## START MATERIAL FOR THE TASK

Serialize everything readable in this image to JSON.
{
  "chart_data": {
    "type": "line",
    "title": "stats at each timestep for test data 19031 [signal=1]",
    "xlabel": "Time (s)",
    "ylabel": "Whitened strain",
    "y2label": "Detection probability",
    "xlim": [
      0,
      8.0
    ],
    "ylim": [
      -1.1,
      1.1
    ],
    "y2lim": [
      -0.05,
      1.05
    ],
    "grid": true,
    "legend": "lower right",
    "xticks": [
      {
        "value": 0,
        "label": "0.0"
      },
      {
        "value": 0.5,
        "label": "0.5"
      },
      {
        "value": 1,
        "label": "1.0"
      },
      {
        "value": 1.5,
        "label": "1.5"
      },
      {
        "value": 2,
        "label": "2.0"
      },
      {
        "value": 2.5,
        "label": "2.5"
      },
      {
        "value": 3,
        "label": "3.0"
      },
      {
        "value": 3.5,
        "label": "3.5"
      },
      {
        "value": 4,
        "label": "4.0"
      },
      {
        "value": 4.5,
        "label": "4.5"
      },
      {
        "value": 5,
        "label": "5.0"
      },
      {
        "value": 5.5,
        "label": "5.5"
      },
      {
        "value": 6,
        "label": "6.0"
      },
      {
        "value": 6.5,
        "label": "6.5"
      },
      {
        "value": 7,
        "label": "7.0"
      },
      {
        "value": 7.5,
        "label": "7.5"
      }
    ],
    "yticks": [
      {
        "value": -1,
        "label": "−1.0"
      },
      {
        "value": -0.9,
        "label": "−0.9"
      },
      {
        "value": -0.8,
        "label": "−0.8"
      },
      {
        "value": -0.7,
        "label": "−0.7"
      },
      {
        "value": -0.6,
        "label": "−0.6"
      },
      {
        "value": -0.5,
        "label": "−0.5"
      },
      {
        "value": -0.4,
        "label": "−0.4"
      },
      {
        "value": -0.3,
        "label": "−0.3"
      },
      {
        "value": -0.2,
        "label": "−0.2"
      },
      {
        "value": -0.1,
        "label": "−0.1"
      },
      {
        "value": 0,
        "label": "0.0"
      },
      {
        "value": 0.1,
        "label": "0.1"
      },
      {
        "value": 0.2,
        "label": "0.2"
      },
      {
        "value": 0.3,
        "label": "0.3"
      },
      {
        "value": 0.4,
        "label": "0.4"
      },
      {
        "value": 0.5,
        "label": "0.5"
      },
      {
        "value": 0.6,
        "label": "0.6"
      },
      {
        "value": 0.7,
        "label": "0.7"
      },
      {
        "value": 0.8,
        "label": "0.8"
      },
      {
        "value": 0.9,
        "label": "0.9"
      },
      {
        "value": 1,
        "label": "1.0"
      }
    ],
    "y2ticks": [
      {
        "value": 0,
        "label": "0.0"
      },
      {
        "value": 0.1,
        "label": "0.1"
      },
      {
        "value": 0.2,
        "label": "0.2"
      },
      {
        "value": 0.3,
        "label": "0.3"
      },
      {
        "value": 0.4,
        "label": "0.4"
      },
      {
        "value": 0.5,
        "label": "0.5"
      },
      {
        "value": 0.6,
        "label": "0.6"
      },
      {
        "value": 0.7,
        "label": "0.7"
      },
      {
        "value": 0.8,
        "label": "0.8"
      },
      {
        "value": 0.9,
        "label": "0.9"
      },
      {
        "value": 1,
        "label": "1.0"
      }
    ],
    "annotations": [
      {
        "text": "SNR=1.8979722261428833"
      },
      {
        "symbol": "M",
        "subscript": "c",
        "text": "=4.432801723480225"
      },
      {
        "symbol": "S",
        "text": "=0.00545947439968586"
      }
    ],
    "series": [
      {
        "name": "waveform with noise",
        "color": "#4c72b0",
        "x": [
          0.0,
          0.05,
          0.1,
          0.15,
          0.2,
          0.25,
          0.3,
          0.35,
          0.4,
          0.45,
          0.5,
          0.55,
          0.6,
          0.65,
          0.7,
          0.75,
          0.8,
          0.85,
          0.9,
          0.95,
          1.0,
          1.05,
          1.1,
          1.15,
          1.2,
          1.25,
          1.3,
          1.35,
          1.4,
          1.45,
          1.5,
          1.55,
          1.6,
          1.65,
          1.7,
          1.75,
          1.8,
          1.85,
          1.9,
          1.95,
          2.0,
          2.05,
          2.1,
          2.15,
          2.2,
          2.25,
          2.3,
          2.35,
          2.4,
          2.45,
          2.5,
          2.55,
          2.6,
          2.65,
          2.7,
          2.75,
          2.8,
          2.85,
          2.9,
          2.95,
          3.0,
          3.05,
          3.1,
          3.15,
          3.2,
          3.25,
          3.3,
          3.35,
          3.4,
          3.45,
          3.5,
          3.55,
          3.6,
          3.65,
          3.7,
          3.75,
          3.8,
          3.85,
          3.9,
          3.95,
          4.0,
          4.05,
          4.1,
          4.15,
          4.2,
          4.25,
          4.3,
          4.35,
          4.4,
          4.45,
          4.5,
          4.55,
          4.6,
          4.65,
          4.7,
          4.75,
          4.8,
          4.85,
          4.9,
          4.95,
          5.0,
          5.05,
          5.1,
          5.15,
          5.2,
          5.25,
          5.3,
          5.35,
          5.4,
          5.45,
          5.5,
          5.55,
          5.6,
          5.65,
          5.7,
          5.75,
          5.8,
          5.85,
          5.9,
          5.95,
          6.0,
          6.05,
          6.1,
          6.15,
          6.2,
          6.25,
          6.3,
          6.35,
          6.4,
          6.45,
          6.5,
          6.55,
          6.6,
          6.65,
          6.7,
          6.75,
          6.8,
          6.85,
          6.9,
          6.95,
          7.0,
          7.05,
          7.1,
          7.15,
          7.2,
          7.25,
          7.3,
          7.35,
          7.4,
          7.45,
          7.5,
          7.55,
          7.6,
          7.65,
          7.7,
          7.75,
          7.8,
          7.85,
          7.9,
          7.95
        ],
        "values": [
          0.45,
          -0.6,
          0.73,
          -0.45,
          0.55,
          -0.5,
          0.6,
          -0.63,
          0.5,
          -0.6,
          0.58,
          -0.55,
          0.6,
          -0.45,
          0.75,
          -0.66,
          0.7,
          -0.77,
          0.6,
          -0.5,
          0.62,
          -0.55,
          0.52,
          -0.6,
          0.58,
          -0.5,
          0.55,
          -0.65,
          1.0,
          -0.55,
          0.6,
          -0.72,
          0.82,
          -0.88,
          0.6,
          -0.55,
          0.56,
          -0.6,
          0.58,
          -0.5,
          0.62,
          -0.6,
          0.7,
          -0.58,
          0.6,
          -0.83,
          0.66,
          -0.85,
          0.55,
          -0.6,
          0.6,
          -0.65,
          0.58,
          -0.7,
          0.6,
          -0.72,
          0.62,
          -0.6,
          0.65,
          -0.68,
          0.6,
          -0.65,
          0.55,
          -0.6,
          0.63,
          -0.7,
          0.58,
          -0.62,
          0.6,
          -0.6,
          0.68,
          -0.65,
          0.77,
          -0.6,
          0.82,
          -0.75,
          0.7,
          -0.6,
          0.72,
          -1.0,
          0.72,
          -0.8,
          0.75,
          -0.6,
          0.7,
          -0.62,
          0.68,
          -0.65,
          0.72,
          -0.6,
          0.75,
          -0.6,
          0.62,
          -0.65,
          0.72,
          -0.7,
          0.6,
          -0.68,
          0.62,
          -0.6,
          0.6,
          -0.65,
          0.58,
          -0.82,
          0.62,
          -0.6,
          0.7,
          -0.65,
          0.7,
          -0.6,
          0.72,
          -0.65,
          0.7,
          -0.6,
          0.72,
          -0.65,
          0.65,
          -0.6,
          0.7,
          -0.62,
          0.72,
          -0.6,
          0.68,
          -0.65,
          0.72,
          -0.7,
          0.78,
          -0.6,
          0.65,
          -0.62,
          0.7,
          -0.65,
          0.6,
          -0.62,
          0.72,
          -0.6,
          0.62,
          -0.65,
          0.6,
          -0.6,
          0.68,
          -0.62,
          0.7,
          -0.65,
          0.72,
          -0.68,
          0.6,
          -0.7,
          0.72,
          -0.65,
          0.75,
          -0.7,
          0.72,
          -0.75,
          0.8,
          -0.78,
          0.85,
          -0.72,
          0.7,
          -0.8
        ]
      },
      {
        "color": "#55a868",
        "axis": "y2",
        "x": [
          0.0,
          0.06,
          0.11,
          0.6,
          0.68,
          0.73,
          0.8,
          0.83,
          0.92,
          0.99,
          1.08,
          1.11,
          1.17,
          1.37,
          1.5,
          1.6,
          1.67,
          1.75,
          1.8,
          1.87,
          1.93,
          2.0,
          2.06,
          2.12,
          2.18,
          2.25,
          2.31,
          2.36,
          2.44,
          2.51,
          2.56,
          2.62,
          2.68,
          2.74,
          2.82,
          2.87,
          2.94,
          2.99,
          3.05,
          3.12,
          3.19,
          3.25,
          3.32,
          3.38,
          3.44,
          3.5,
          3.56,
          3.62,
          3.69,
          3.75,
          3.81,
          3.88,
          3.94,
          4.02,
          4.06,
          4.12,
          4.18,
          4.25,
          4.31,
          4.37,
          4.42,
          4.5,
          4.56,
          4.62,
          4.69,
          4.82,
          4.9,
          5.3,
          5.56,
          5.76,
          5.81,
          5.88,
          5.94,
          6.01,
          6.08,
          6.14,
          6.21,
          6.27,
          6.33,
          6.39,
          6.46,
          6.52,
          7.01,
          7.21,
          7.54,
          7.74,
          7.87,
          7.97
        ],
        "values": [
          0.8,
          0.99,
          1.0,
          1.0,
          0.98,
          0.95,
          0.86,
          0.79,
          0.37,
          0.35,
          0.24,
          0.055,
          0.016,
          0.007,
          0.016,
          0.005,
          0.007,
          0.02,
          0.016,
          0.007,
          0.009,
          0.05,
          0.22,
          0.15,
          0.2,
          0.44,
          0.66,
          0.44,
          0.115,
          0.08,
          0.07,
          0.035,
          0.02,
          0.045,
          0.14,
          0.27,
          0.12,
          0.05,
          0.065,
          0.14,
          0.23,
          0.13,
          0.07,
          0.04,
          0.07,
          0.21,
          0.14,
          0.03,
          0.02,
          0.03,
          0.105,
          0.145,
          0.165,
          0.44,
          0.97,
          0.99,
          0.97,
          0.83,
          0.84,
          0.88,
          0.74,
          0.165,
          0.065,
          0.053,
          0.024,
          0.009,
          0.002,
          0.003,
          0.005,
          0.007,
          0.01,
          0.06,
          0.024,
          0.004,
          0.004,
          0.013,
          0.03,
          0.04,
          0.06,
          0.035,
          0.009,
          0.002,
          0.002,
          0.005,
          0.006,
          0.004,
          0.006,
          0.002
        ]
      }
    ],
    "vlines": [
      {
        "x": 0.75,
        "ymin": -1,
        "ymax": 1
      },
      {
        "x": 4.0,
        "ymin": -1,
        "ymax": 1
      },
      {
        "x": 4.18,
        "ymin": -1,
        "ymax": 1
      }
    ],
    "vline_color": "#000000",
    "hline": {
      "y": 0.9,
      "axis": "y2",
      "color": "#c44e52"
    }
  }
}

## END MATERIAL FOR THE TASK

(PROBLEM TO SOLVE): Check the records above line by line and tally those holding the string "text". Answer with the number only.

(WRITTEN ANSWER): 3